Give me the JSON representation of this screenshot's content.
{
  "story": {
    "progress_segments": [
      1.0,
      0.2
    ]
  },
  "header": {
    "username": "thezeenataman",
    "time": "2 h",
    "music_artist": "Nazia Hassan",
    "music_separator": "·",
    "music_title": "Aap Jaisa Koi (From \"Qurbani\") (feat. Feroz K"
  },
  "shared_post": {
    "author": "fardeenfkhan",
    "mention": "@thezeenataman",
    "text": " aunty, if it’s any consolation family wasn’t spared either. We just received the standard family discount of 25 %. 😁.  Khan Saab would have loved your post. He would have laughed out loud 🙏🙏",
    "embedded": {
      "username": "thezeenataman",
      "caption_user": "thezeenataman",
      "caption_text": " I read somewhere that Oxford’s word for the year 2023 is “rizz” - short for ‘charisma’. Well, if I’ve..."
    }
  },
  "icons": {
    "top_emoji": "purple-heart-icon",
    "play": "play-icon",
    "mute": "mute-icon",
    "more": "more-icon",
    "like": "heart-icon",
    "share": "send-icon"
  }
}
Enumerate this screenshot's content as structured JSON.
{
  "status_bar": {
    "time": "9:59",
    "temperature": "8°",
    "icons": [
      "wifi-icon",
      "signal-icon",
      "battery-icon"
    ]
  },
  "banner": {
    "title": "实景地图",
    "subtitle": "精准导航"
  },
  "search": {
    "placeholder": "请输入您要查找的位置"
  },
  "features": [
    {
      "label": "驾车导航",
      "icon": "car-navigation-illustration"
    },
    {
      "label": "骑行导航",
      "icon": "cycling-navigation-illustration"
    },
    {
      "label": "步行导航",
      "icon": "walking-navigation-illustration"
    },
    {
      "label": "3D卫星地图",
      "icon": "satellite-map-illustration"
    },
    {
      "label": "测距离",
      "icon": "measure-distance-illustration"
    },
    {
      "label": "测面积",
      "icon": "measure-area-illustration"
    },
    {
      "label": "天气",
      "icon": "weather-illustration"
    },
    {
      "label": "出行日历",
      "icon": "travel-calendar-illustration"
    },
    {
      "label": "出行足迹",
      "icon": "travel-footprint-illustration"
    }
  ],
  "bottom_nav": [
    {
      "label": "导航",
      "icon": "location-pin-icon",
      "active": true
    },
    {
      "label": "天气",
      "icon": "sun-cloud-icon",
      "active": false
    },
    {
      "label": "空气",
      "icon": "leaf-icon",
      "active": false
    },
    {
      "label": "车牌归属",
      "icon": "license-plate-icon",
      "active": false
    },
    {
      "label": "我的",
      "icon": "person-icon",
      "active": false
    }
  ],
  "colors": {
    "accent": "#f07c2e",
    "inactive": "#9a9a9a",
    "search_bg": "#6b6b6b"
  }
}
────────────────
Exercise goal: Retype the listing exactly, in full.

Complete answer:
Give me the JSON representation of this screenshot's content.
{
  "story": {
    "progress_segments": [
      1.0,
      0.2
    ]
  },
  "header": {
    "username": "thezeenataman",
    "time": "2 h",
    "music_artist": "Nazia Hassan",
    "music_separator": "·",
    "music_title": "Aap Jaisa Koi (From \"Qurbani\") (feat. Feroz K"
  },
  "shared_post": {
    "author": "fardeenfkhan",
    "mention": "@thezeenataman",
    "text": " aunty, if it’s any consolation family wasn’t spared either. We just received the standard family discount of 25 %. 😁.  Khan Saab would have loved your post. He would have laughed out loud 🙏🙏",
    "embedded": {
      "username": "thezeenataman",
      "caption_user": "thezeenataman",
      "caption_text": " I read somewhere that Oxford’s word for the year 2023 is “rizz” - short for ‘charisma’. Well, if I’ve..."
    }
  },
  "icons": {
    "top_emoji": "purple-heart-icon",
    "play": "play-icon",
    "mute": "mute-icon",
    "more": "more-icon",
    "like": "heart-icon",
    "share": "send-icon"
  }
}
Enumerate this screenshot's content as structured JSON.
{
  "status_bar": {
    "time": "9:59",
    "temperature": "8°",
    "icons": [
      "wifi-icon",
      "signal-icon",
      "battery-icon"
    ]
  },
  "banner": {
    "title": "实景地图",
    "subtitle": "精准导航"
  },
  "search": {
    "placeholder": "请输入您要查找的位置"
  },
  "features": [
    {
      "label": "驾车导航",
      "icon": "car-navigation-illustration"
    },
    {
      "label": "骑行导航",
      "icon": "cycling-navigation-illustration"
    },
    {
      "label": "步行导航",
      "icon": "walking-navigation-illustration"
    },
    {
      "label": "3D卫星地图",
      "icon": "satellite-map-illustration"
    },
    {
      "label": "测距离",
      "icon": "measure-distance-illustration"
    },
    {
      "label": "测面积",
      "icon": "measure-area-illustration"
    },
    {
      "label": "天气",
      "icon": "weather-illustration"
    },
    {
      "label": "出行日历",
      "icon": "travel-calendar-illustration"
    },
    {
      "label": "出行足迹",
      "icon": "travel-footprint-illustration"
    }
  ],
  "bottom_nav": [
    {
      "label": "导航",
      "icon": "location-pin-icon",
      "active": true
    },
    {
      "label": "天气",
      "icon": "sun-cloud-icon",
      "active": false
    },
    {
      "label": "空气",
      "icon": "leaf-icon",
      "active": false
    },
    {
      "label": "车牌归属",
      "icon": "license-plate-icon",
      "active": false
    },
    {
      "label": "我的",
      "icon": "person-icon",
      "active": false
    }
  ],
  "colors": {
    "accent": "#f07c2e",
    "inactive": "#9a9a9a",
    "search_bg": "#6b6b6b"
  }
}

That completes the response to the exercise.